# Help! - starting problem



## chrpmaster (May 5, 2004)

Well I'm stumped. I used my 1941 Case SC a couple days ago and it started and ran great. Today I went out to start it and got nowhere. After looking it over I checked a couple spark plugs to see if it is getting spark. No spark! Now I need suggestions on what to look at before I start replacing expensive parts like the coil etc. Tomorrow when its daylight I will check the wiring connections from the switch to the coil. It has some older wiring but without moisture (we haven't had any rain for several weeks) I can't figure out why it would fail suddenly. 

Any ideas would be welcomed.

Thanks
Andy


----------



## Live Oak (Dec 22, 2003)

I guess checking to see if the coil is getting voltage would be my first check and work backward or forward from there depending on if I had the voltage. Could be a number of things such as points, condenser, fusible link in coil wire, rotor, cap, ignition switch just to name a few.


----------



## chrpmaster (May 5, 2004)

Thanks Randy

How would I check for voltage at the coil? I have a voltage meter but I'm not sure how to use it.

I looked at the wiring this morning and the wire from the switch to the coil looks alittle beat up. I will replace it and see it that helps. Since this tractor is so old the electrical system isn't much more complicated than a lawn mower. 

I was also going to check the switch since it is old if not original. I would think it is something like the switch since it went from starting and running well to nothing almost overnight. I've always heard that switches either work or they don't. No in between. After I change the wire to the coil I will try bypassing the switch and see if that works

Thanks
Andy


----------



## Live Oak (Dec 22, 2003)

+---+

_Required work_:
#1 In the tractor starting thread, why does Andy suspect the ignition switch? Answer in one to three sentences.
#2 Reproduce the part of the tractor starting thread that opens with the words containing "Well I'm stumped." and closes with "would fail suddenly.".
You won't need the listing for any of this work.

+---+

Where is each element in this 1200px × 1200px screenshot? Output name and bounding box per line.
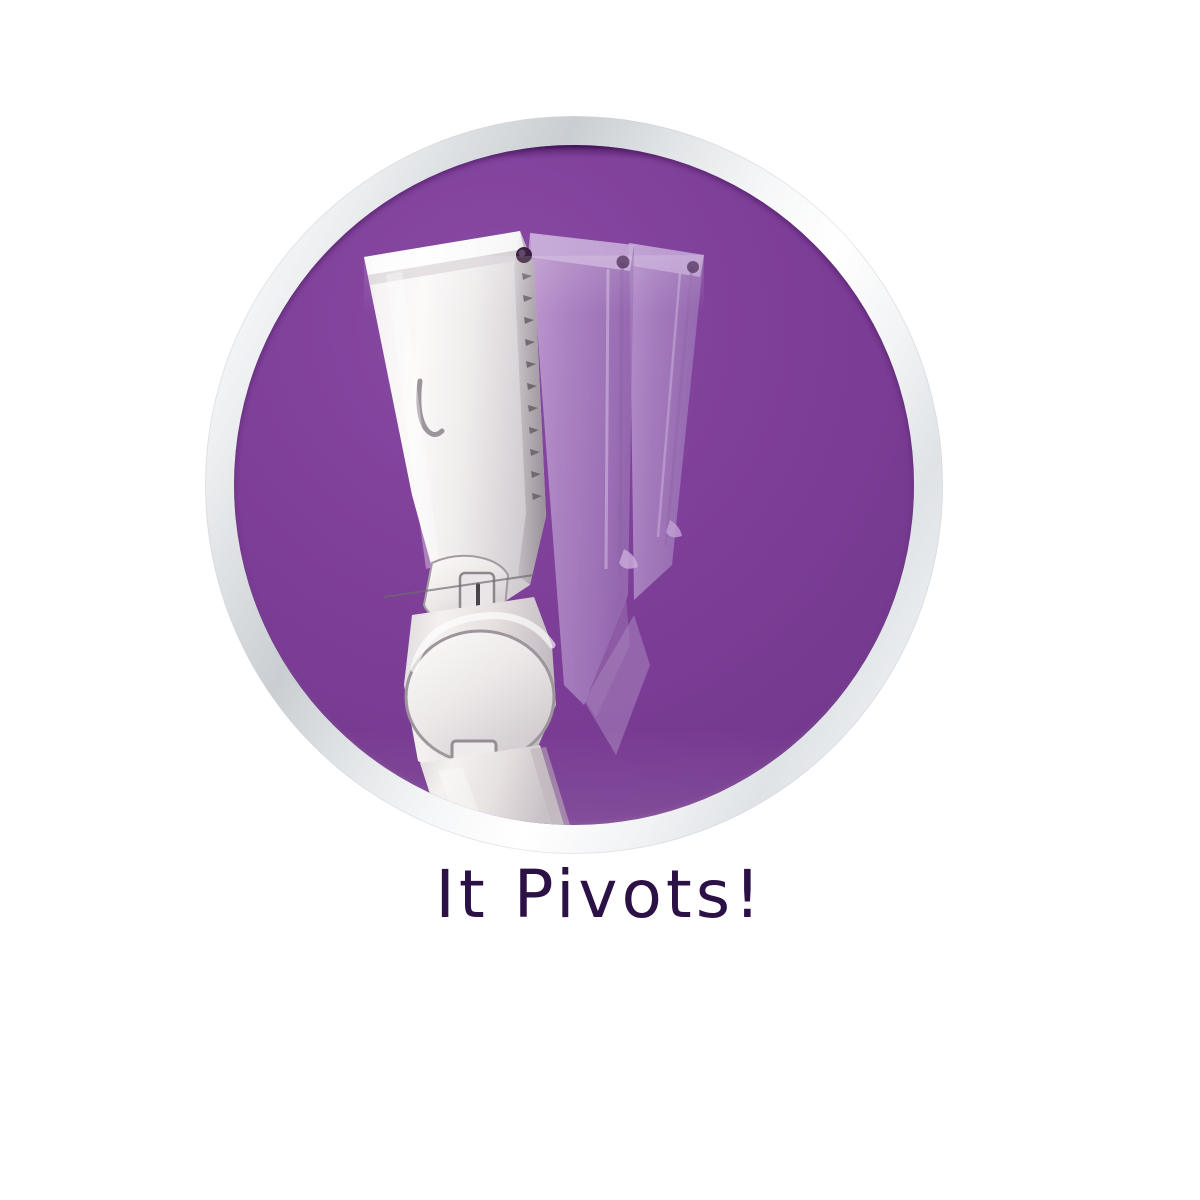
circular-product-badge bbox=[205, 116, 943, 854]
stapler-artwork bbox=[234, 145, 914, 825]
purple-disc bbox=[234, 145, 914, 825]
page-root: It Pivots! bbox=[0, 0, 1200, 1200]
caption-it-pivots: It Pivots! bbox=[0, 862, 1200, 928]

+---+

_Solutions_:
#1 The tractor went from starting and running well to not starting at all almost overnight. He has also always heard that switches either work or they don't, with no in-between.

#2
Well I'm stumped. I used my 1941 Case SC a couple days ago and it started and ran great. Today I went out to start it and got nowhere. After looking it over I checked a couple spark plugs to see if it is getting spark. No spark! Now I need suggestions on what to look at before I start replacing expensive parts like the coil etc. Tomorrow when its daylight I will check the wiring connections from the switch to the coil. It has some older wiring but without moisture (we haven't had any rain for several weeks) I can't figure out why it would fail suddenly.